__Short problem__
Transcribe the records below exactly.

__Dataset items__

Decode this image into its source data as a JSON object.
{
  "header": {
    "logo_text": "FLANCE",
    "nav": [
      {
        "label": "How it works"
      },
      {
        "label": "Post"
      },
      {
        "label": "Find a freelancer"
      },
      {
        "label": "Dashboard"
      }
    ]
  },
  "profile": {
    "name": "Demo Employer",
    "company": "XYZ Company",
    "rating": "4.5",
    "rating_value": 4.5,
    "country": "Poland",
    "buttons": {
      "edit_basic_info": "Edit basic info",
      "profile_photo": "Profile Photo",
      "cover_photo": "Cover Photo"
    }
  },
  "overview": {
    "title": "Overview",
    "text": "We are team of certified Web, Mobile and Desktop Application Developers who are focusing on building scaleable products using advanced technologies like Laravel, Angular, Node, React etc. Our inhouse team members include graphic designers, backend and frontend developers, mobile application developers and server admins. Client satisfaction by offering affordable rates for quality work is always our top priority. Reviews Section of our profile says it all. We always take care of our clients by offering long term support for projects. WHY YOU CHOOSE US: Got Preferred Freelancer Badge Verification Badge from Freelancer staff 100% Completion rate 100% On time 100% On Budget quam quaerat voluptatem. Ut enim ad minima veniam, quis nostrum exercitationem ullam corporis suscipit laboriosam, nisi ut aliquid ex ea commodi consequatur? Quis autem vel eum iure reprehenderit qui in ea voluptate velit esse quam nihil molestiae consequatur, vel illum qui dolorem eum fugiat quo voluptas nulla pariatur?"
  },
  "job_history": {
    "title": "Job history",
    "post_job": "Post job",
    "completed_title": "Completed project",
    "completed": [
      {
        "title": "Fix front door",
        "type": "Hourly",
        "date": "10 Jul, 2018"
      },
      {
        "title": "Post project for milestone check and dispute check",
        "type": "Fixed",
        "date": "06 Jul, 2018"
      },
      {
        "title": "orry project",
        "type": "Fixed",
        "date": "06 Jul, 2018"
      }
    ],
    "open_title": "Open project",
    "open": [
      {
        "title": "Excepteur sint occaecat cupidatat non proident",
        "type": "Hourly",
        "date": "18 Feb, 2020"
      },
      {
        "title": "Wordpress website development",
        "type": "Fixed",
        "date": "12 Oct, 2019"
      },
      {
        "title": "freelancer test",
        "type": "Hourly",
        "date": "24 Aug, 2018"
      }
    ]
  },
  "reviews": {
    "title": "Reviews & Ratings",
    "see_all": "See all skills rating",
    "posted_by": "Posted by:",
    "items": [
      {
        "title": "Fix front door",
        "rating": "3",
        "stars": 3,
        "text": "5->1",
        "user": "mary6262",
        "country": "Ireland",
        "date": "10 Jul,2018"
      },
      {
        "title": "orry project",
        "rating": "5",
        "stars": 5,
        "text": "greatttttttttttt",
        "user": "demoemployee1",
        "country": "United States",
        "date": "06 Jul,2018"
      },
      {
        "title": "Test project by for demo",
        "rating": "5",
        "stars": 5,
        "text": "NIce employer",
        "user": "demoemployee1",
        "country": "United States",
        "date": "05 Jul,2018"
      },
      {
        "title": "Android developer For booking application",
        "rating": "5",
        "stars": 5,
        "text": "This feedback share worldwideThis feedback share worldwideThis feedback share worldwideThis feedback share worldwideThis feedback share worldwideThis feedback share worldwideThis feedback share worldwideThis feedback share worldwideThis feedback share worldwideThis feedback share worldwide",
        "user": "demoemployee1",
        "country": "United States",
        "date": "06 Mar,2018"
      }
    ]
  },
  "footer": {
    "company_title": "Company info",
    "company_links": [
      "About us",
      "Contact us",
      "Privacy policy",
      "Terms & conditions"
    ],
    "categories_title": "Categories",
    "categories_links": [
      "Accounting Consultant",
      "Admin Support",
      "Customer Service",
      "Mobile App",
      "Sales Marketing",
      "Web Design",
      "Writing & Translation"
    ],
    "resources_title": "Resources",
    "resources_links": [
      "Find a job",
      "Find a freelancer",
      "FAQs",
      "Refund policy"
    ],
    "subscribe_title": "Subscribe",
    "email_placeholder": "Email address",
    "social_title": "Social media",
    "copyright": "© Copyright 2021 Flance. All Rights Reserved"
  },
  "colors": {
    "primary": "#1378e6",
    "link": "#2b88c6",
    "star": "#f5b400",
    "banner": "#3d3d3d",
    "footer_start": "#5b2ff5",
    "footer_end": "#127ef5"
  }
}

__Worked solution__
Decode this image into its source data as a JSON object.
{
  "header": {
    "logo_text": "FLANCE",
    "nav": [
      {
        "label": "How it works"
      },
      {
        "label": "Post"
      },
      {
        "label": "Find a freelancer"
      },
      {
        "label": "Dashboard"
      }
    ]
  },
  "profile": {
    "name": "Demo Employer",
    "company": "XYZ Company",
    "rating": "4.5",
    "rating_value": 4.5,
    "country": "Poland",
    "buttons": {
      "edit_basic_info": "Edit basic info",
      "profile_photo": "Profile Photo",
      "cover_photo": "Cover Photo"
    }
  },
  "overview": {
    "title": "Overview",
    "text": "We are team of certified Web, Mobile and Desktop Application Developers who are focusing on building scaleable products using advanced technologies like Laravel, Angular, Node, React etc. Our inhouse team members include graphic designers, backend and frontend developers, mobile application developers and server admins. Client satisfaction by offering affordable rates for quality work is always our top priority. Reviews Section of our profile says it all. We always take care of our clients by offering long term support for projects. WHY YOU CHOOSE US: Got Preferred Freelancer Badge Verification Badge from Freelancer staff 100% Completion rate 100% On time 100% On Budget quam quaerat voluptatem. Ut enim ad minima veniam, quis nostrum exercitationem ullam corporis suscipit laboriosam, nisi ut aliquid ex ea commodi consequatur? Quis autem vel eum iure reprehenderit qui in ea voluptate velit esse quam nihil molestiae consequatur, vel illum qui dolorem eum fugiat quo voluptas nulla pariatur?"
  },
  "job_history": {
    "title": "Job history",
    "post_job": "Post job",
    "completed_title": "Completed project",
    "completed": [
      {
        "title": "Fix front door",
        "type": "Hourly",
        "date": "10 Jul, 2018"
      },
      {
        "title": "Post project for milestone check and dispute check",
        "type": "Fixed",
        "date": "06 Jul, 2018"
      },
      {
        "title": "orry project",
        "type": "Fixed",
        "date": "06 Jul, 2018"
      }
    ],
    "open_title": "Open project",
    "open": [
      {
        "title": "Excepteur sint occaecat cupidatat non proident",
        "type": "Hourly",
        "date": "18 Feb, 2020"
      },
      {
        "title": "Wordpress website development",
        "type": "Fixed",
        "date": "12 Oct, 2019"
      },
      {
        "title": "freelancer test",
        "type": "Hourly",
        "date": "24 Aug, 2018"
      }
    ]
  },
  "reviews": {
    "title": "Reviews & Ratings",
    "see_all": "See all skills rating",
    "posted_by": "Posted by:",
    "items": [
      {
        "title": "Fix front door",
        "rating": "3",
        "stars": 3,
        "text": "5->1",
        "user": "mary6262",
        "country": "Ireland",
        "date": "10 Jul,2018"
      },
      {
        "title": "orry project",
        "rating": "5",
        "stars": 5,
        "text": "greatttttttttttt",
        "user": "demoemployee1",
        "country": "United States",
        "date": "06 Jul,2018"
      },
      {
        "title": "Test project by for demo",
        "rating": "5",
        "stars": 5,
        "text": "NIce employer",
        "user": "demoemployee1",
        "country": "United States",
        "date": "05 Jul,2018"
      },
      {
        "title": "Android developer For booking application",
        "rating": "5",
        "stars": 5,
        "text": "This feedback share worldwideThis feedback share worldwideThis feedback share worldwideThis feedback share worldwideThis feedback share worldwideThis feedback share worldwideThis feedback share worldwideThis feedback share worldwideThis feedback share worldwideThis feedback share worldwide",
        "user": "demoemployee1",
        "country": "United States",
        "date": "06 Mar,2018"
      }
    ]
  },
  "footer": {
    "company_title": "Company info",
    "company_links": [
      "About us",
      "Contact us",
      "Privacy policy",
      "Terms & conditions"
    ],
    "categories_title": "Categories",
    "categories_links": [
      "Accounting Consultant",
      "Admin Support",
      "Customer Service",
      "Mobile App",
      "Sales Marketing",
      "Web Design",
      "Writing & Translation"
    ],
    "resources_title": "Resources",
    "resources_links": [
      "Find a job",
      "Find a freelancer",
      "FAQs",
      "Refund policy"
    ],
    "subscribe_title": "Subscribe",
    "email_placeholder": "Email address",
    "social_title": "Social media",
    "copyright": "© Copyright 2021 Flance. All Rights Reserved"
  },
  "colors": {
    "primary": "#1378e6",
    "link": "#2b88c6",
    "star": "#f5b400",
    "banner": "#3d3d3d",
    "footer_start": "#5b2ff5",
    "footer_end": "#127ef5"
  }
}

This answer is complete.